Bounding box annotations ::
════════

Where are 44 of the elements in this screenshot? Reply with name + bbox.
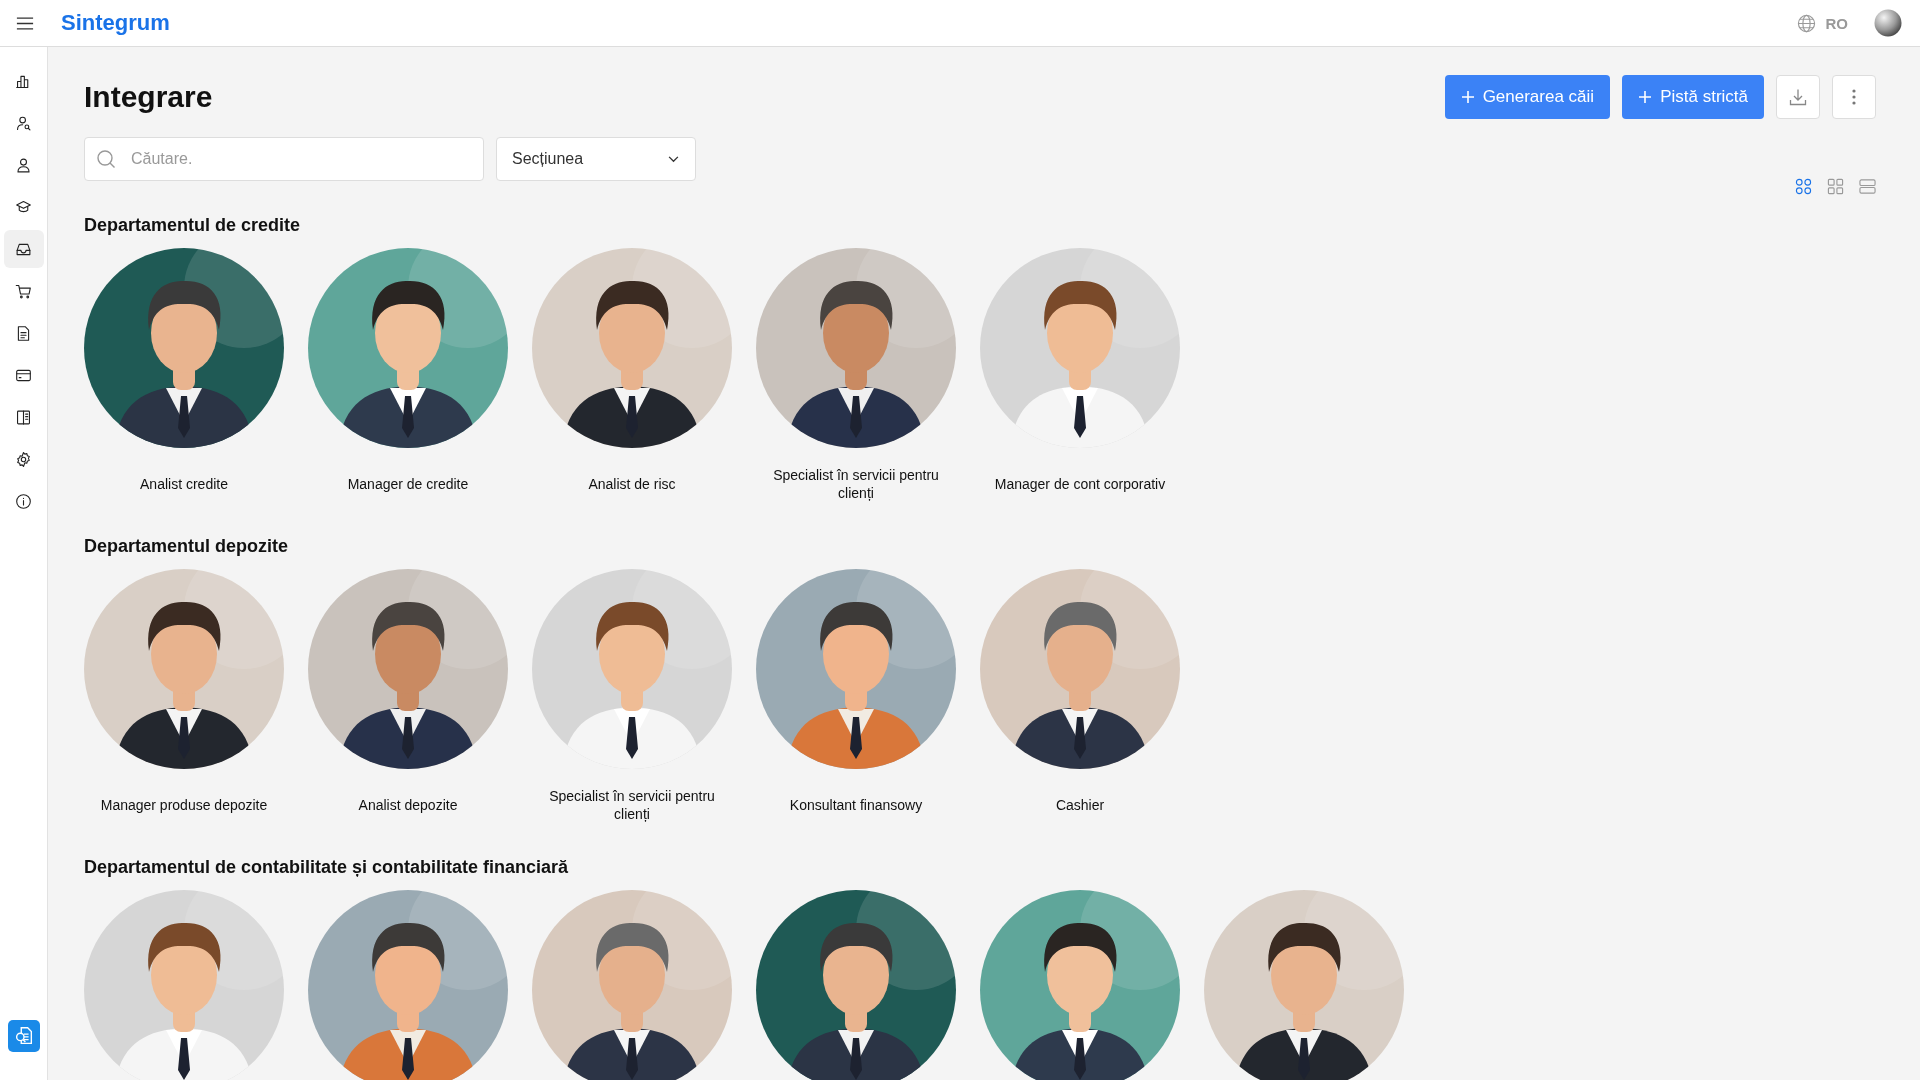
view-toggle[interactable] — [1827, 178, 1844, 195]
brand-logo[interactable]: Sintegrum — [61, 10, 170, 36]
globe-icon[interactable] — [1796, 13, 1816, 33]
add-button[interactable]: Pistă strictă — [1622, 75, 1764, 119]
role-name: Manager de credite — [347, 475, 469, 494]
section-heading: Departamentul de contabilitate și contabilitate financiară — [84, 857, 570, 878]
more-icon — [1852, 89, 1856, 105]
sidebar-item[interactable] — [3, 230, 44, 268]
grid-icon — [1827, 178, 1844, 195]
info-icon — [15, 492, 32, 510]
document-icon — [15, 324, 32, 342]
role-name: Analist de risc — [588, 475, 676, 494]
role-name: Cashier — [1055, 796, 1105, 815]
user-avatar-icon[interactable] — [1874, 9, 1902, 37]
rows-icon — [1859, 178, 1876, 195]
language-selector[interactable]: RO — [1825, 14, 1848, 32]
search-icon — [96, 149, 116, 169]
role-name: Specialist în servicii pentru clienți — [548, 787, 716, 823]
view-toggle[interactable] — [1795, 178, 1812, 195]
book-icon — [15, 408, 32, 426]
plus-icon — [1638, 90, 1653, 104]
document-search-app-icon[interactable] — [7, 1020, 40, 1052]
role-name: Analist depozite — [358, 796, 458, 815]
chevron-down-icon — [668, 155, 679, 163]
role-name: Manager produse depozite — [100, 796, 268, 815]
section-heading: Departamentul de credite — [84, 215, 302, 236]
role-name: Konsultant finansowy — [789, 796, 923, 815]
view-toggle[interactable] — [1859, 178, 1876, 195]
download-icon — [1788, 87, 1808, 107]
role-name: Specialist în servicii pentru clienți — [772, 466, 940, 502]
plus-icon — [1460, 90, 1475, 104]
role-name: Manager de cont corporativ — [994, 475, 1166, 494]
section-dropdown[interactable]: Secțiunea — [496, 137, 696, 181]
add-button[interactable]: Generarea căii — [1444, 75, 1611, 119]
user-search-icon — [15, 114, 32, 132]
circles-grid-icon — [1795, 178, 1812, 195]
section-heading: Departamentul depozite — [84, 536, 290, 557]
menu-icon[interactable] — [16, 16, 34, 30]
user-icon — [15, 156, 32, 174]
role-name: Analist credite — [140, 475, 228, 494]
page-title: Integrare — [84, 80, 213, 114]
settings-icon — [15, 450, 32, 468]
search-field[interactable]: Căutare. — [84, 137, 484, 181]
cart-icon — [15, 282, 32, 300]
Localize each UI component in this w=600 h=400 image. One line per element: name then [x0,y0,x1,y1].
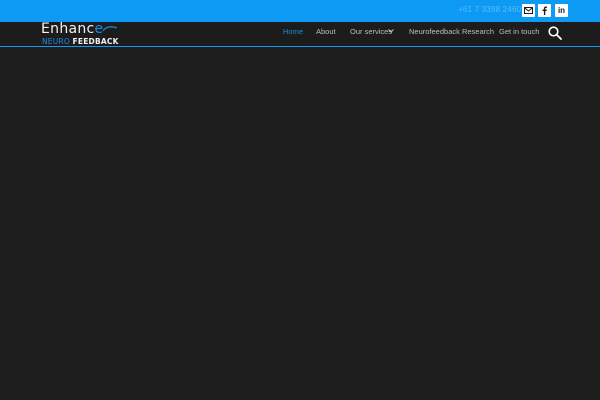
email-icon[interactable] [522,4,535,17]
nav-get-in-touch[interactable]: Get in touch [499,27,539,36]
site-logo[interactable]: Enhance NEURO FEEDBACK [41,21,121,47]
search-icon[interactable] [548,26,562,40]
logo-tagline: NEURO FEEDBACK [42,37,119,46]
logo-wordmark: Enhance [41,21,104,37]
logo-swoosh-icon [103,26,117,32]
main-content-area [0,48,600,400]
nav-about[interactable]: About [316,27,336,36]
chevron-down-icon[interactable] [388,29,394,33]
nav-neurofeedback-research[interactable]: Neurofeedback Research [409,27,494,36]
top-bar: +61 7 3398 2460 in [0,0,600,22]
nav-our-services[interactable]: Our services [350,27,392,36]
phone-number[interactable]: +61 7 3398 2460 [458,5,521,14]
nav-home[interactable]: Home [283,27,303,36]
linkedin-icon[interactable]: in [555,4,568,17]
main-navbar: Enhance NEURO FEEDBACK Home About Our se… [0,21,600,47]
facebook-icon[interactable] [538,4,551,17]
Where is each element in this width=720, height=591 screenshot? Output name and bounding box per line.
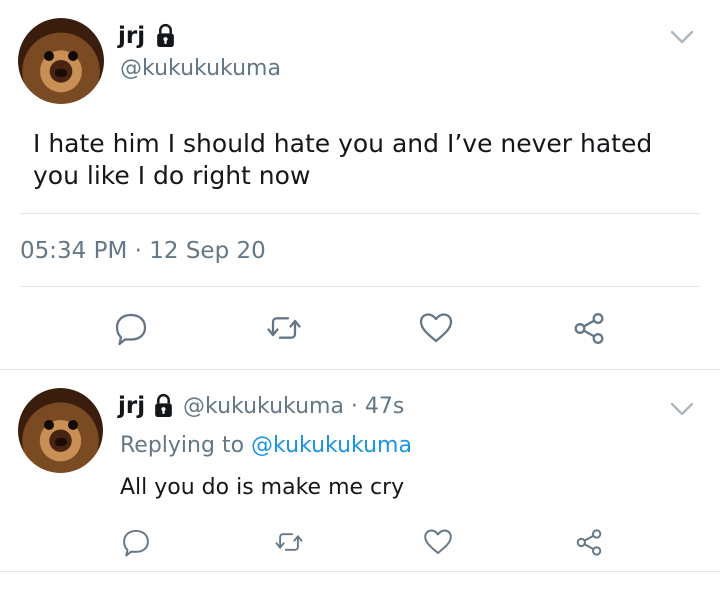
main-tweet-text-line-2: you like I do right now — [33, 161, 311, 190]
reply-tweet-text: All you do is make me cry — [120, 475, 405, 500]
main-tweet-timestamp[interactable]: 05:34 PM · 12 Sep 20 — [20, 236, 266, 266]
reply-icon — [115, 313, 147, 346]
retweet-icon — [267, 317, 301, 339]
heart-icon — [419, 313, 453, 343]
main-tweet-text-line-1: I hate him I should hate you and I’ve ne… — [33, 129, 653, 158]
avatar-dog-nose — [55, 68, 67, 77]
reply-tweet-display-name[interactable]: jrj — [118, 392, 145, 420]
tweet-thread: jrj @kukukukuma I hate him I should hate… — [0, 0, 720, 591]
lock-icon — [153, 23, 178, 48]
thread-divider — [0, 369, 720, 370]
retweet-button[interactable] — [262, 306, 306, 350]
bottom-divider — [0, 571, 720, 572]
retweet-icon — [275, 533, 303, 551]
main-tweet-actions — [0, 306, 720, 350]
main-tweet-avatar[interactable] — [18, 18, 104, 104]
share-icon — [574, 313, 604, 344]
replying-to-line: Replying to @kukukukuma — [120, 431, 412, 461]
chevron-down-icon[interactable] — [669, 27, 695, 47]
main-tweet-handle[interactable]: @kukukukuma — [120, 55, 281, 83]
reply-tweet-actions — [0, 520, 720, 564]
avatar-dog-nose — [54, 438, 67, 447]
replying-to-handle-link[interactable]: @kukukukuma — [251, 433, 412, 458]
chevron-down-icon[interactable] — [669, 399, 695, 419]
reply-button[interactable] — [114, 520, 158, 564]
heart-icon — [424, 529, 452, 555]
main-tweet-divider-top — [20, 213, 700, 214]
retweet-button[interactable] — [267, 520, 311, 564]
like-button[interactable] — [416, 520, 460, 564]
share-button[interactable] — [567, 306, 611, 350]
replying-to-prefix: Replying to — [120, 433, 245, 458]
reply-icon — [123, 529, 149, 557]
reply-tweet-avatar[interactable] — [18, 388, 103, 473]
like-button[interactable] — [414, 306, 458, 350]
reply-tweet-handle-and-time[interactable]: @kukukukuma · 47s — [183, 393, 404, 421]
main-tweet-display-name[interactable]: jrj — [118, 22, 145, 50]
lock-icon — [151, 393, 176, 418]
share-icon — [576, 529, 602, 556]
share-button[interactable] — [567, 520, 611, 564]
reply-button[interactable] — [109, 306, 153, 350]
main-tweet-divider-bottom — [20, 286, 700, 287]
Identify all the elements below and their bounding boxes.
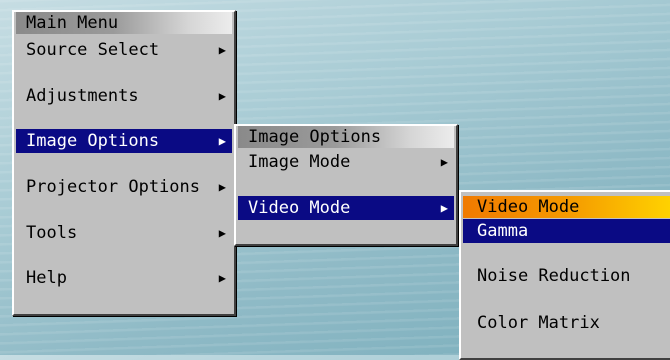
menu-item-label: Image Mode [248,152,351,172]
menu-item-color-matrix[interactable]: Color Matrix [463,311,670,335]
menu-item-label: Video Mode [248,198,351,218]
menu-item-label: Tools [26,223,78,243]
main-menu: Main Menu Source Select ▶ Adjustments ▶ … [12,10,236,316]
image-options-menu: Image Options Image Mode ▶ Video Mode ▶ [234,124,458,246]
menu-item-gamma[interactable]: Gamma [463,219,670,243]
video-mode-menu-title: Video Mode [463,196,670,218]
video-mode-menu: Video Mode Gamma Noise Reduction Color M… [459,190,670,360]
menu-item-tools[interactable]: Tools ▶ [16,221,232,245]
submenu-arrow-icon: ▶ [218,271,226,285]
submenu-arrow-icon: ▶ [440,201,448,215]
menu-item-image-options[interactable]: Image Options ▶ [16,129,232,153]
menu-item-help[interactable]: Help ▶ [16,266,232,290]
submenu-arrow-icon: ▶ [218,43,226,57]
submenu-arrow-icon: ▶ [440,155,448,169]
menu-item-image-mode[interactable]: Image Mode ▶ [238,150,454,174]
menu-item-source-select[interactable]: Source Select ▶ [16,38,232,62]
menu-item-adjustments[interactable]: Adjustments ▶ [16,84,232,108]
menu-item-label: Projector Options [26,177,200,197]
menu-item-label: Gamma [477,221,529,241]
submenu-arrow-icon: ▶ [218,89,226,103]
menu-item-noise-reduction[interactable]: Noise Reduction [463,264,670,288]
menu-item-label: Help [26,268,67,288]
menu-item-video-mode[interactable]: Video Mode ▶ [238,196,454,220]
menu-item-label: Adjustments [26,86,139,106]
menu-item-label: Noise Reduction [477,266,631,286]
menu-item-label: Color Matrix [477,313,600,333]
menu-item-label: Source Select [26,40,160,60]
menu-item-projector-options[interactable]: Projector Options ▶ [16,175,232,199]
menu-item-label: Image Options [26,131,160,151]
image-options-menu-title: Image Options [238,126,454,148]
submenu-arrow-icon: ▶ [218,226,226,240]
main-menu-title: Main Menu [16,12,232,34]
submenu-arrow-icon: ▶ [218,180,226,194]
submenu-arrow-icon: ▶ [218,134,226,148]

════════

TASK TO CARRY OUT ::
Give the lines of the listing as a Markdown table with the columns Row and Line, starting at the line that contains "email-icon[interactable] [522,4,535,17]" and ending after the line that contains "logo-swoosh-icon [103,26,117,32]". Leave out any blank lines.

REPLY ::
| Row | Line |
|---|---|
| 1 | email-icon[interactable] [522,4,535,17] |
| 2 | nav-get-in-touch[interactable]: Get in touch [499,27,539,36] |
| 3 | site-logo[interactable]: Enhance NEURO FEEDBACK [41,21,121,47] |
| 4 | search-icon[interactable] [548,26,562,40] |
| 5 | logo-tagline: NEURO FEEDBACK [42,37,119,46] |
| 6 | logo-wordmark: Enhance [41,21,104,37] |
| 7 | logo-swoosh-icon [103,26,117,32] |